AIM:
Check each line of the listing below for the string "hours", and copy the ones that have it.

INPUT MATERIAL:
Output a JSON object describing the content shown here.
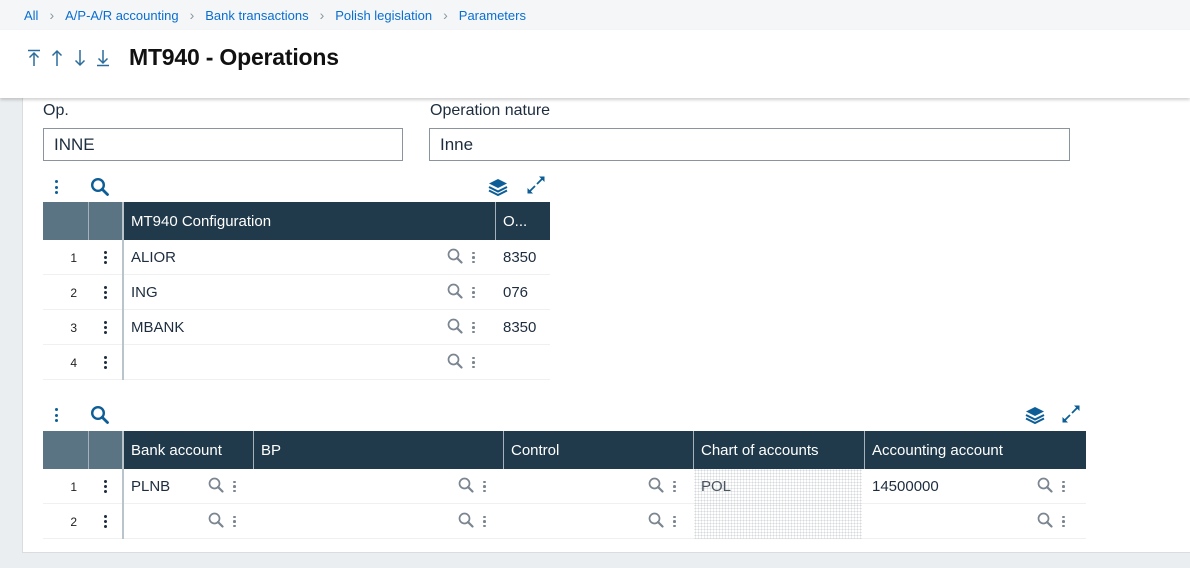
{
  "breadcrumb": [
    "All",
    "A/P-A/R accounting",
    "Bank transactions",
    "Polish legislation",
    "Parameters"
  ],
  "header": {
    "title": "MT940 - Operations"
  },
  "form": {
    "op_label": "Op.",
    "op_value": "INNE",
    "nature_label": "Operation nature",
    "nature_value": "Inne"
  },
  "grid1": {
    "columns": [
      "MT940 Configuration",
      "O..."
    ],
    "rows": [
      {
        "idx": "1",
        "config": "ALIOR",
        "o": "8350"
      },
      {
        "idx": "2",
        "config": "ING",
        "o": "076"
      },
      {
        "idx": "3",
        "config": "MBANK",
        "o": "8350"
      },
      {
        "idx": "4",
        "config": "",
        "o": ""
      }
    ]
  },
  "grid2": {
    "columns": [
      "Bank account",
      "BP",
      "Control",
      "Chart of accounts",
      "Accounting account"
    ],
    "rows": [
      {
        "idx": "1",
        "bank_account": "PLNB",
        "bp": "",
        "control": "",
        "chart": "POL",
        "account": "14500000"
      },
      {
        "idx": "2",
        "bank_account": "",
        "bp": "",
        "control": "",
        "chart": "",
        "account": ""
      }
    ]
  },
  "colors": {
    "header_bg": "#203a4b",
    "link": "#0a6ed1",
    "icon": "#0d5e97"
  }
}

==

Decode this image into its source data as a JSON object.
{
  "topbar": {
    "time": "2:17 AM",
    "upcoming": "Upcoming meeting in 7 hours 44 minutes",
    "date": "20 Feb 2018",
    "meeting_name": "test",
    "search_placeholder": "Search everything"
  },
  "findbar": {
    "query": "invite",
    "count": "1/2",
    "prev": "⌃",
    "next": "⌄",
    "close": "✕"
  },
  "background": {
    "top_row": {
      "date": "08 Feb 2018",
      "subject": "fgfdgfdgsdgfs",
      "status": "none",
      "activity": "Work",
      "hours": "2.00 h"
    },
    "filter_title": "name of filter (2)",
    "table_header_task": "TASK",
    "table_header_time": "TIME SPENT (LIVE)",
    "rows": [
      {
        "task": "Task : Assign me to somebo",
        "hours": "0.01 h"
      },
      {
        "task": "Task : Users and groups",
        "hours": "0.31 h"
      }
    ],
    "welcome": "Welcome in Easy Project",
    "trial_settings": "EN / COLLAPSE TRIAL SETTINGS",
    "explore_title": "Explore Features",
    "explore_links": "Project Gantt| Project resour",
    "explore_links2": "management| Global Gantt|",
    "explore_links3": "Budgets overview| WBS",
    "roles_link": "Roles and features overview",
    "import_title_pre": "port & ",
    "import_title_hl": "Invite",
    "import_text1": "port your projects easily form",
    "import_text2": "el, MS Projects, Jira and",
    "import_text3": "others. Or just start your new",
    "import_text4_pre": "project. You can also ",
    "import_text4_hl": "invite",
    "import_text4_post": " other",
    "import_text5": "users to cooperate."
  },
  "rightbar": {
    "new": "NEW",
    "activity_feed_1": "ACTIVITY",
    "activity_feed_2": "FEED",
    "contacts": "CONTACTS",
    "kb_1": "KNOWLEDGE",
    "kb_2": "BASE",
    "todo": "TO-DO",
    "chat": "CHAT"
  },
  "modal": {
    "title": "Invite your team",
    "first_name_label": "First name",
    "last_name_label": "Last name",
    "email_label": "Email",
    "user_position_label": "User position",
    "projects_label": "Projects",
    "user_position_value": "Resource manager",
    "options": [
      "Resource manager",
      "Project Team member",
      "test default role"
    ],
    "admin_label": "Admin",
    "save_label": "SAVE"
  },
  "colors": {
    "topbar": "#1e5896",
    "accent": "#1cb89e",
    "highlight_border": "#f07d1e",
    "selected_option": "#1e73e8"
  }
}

--

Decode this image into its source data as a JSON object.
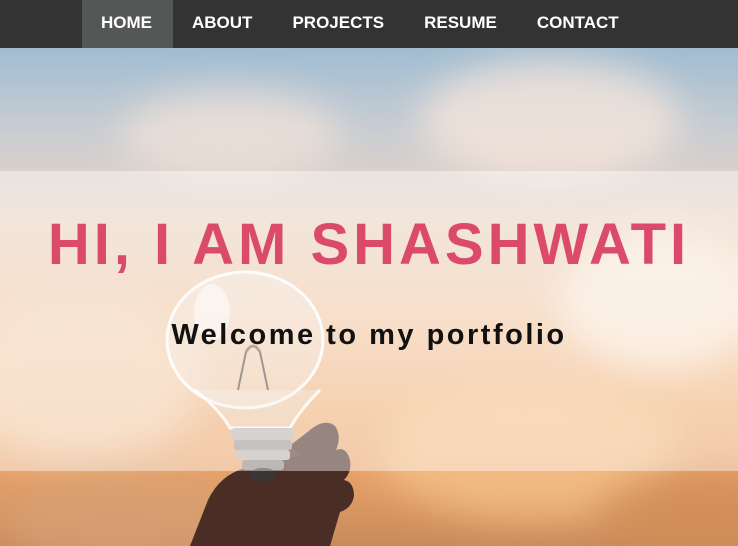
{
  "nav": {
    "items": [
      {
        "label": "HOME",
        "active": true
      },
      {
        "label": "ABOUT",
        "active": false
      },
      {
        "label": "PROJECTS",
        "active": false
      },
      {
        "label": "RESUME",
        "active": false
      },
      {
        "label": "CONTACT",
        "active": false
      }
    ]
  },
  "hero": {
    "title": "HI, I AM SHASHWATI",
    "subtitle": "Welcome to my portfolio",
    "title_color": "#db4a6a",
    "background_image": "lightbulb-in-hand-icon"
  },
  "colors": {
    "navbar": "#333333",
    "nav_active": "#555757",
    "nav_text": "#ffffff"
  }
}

FINISHED EXERCISE:
    "upcoming": "Upcoming meeting in 7 hours 44 minutes",
      "hours": "2.00 h"
        "hours": "0.01 h"
        "hours": "0.31 h"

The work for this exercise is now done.